Saved entries:

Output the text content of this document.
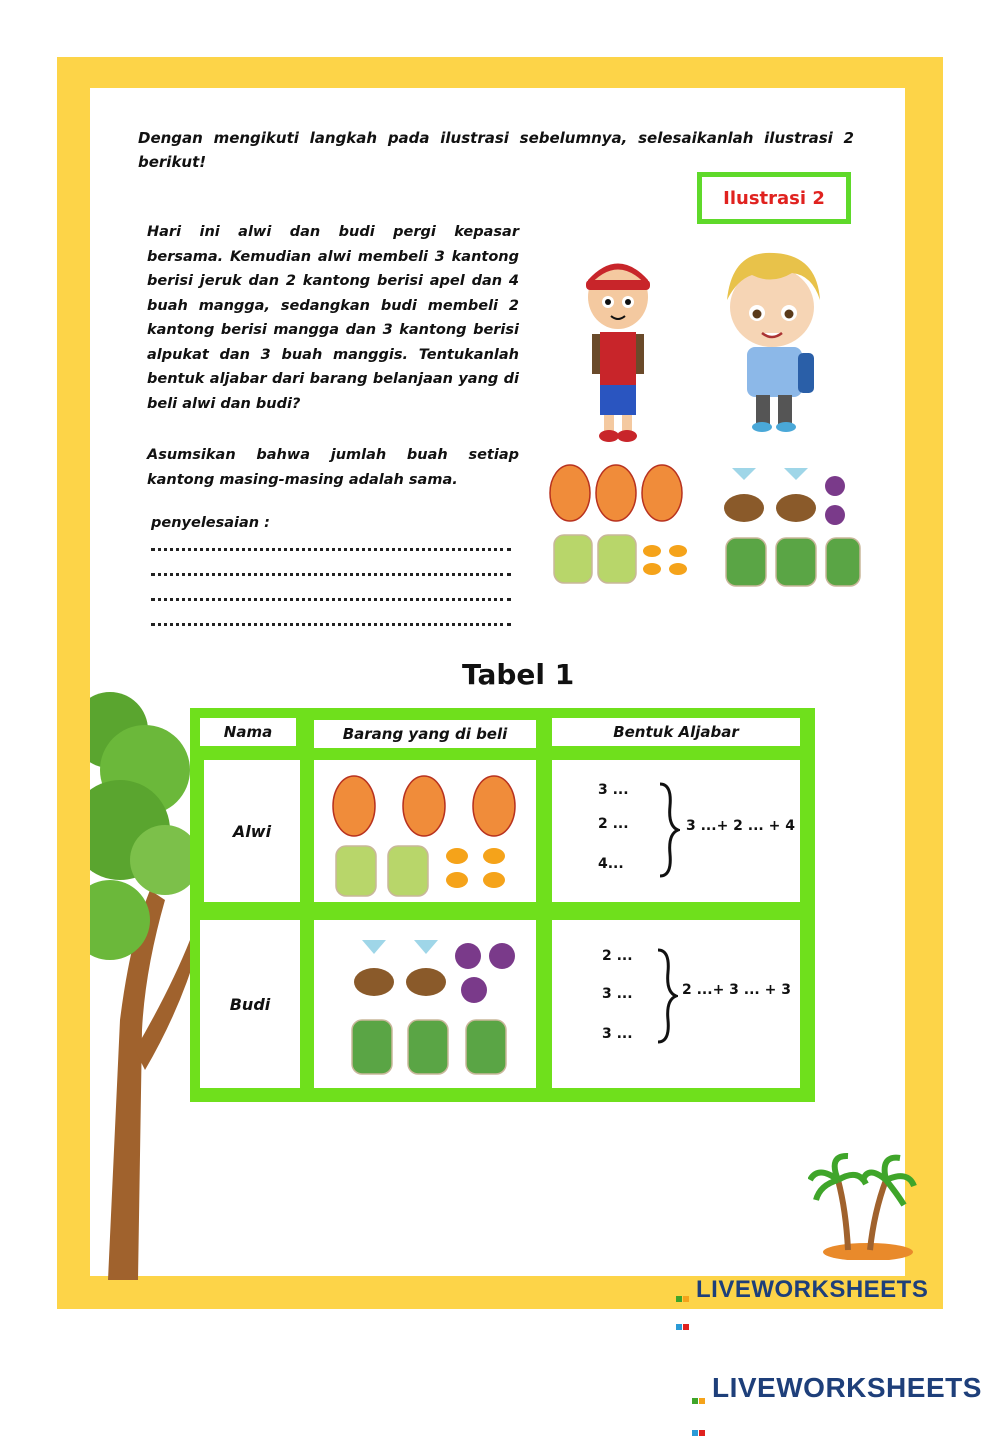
Dengan mengikuti langkah pada ilustrasi sebelumnya, selesaikanlah ilustrasi 2 berikut!
Ilustrasi 2
Hari ini alwi dan budi pergi kepasar bersama. Kemudian alwi membeli 3 kantong berisi jeruk dan 2 kantong berisi apel dan 4 buah mangga, sedangkan budi membeli 2 kantong berisi mangga dan 3 kantong berisi alpukat dan 3 buah manggis. Tentukanlah bentuk aljabar dari barang belanjaan yang di beli alwi dan budi?
Asumsikan bahwa jumlah buah setiap kantong masing-masing adalah sama.
penyelesaian :
Tabel 1
Nama	Barang yang di beli	Bentuk Aljabar
Alwi
3 ...
2 ...
4...
3 ...+ 2 ... + 4
Budi
2 ...
3 ...
3 ...
2 ...+ 3 ... + 3

LIVEWORKSHEETS

LIVEWORKSHEETS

PROBLEM DETAILS » In the records, locate each line holding the string "yang" and copy it.

TASK RESPONSE »
Hari ini alwi dan budi pergi kepasar bersama. Kemudian alwi membeli 3 kantong berisi jeruk dan 2 kantong berisi apel dan 4 buah mangga, sedangkan budi membeli 2 kantong berisi mangga dan 3 kantong berisi alpukat dan 3 buah manggis. Tentukanlah bentuk aljabar dari barang belanjaan yang di beli alwi dan budi?
Nama	Barang yang di beli	Bentuk Aljabar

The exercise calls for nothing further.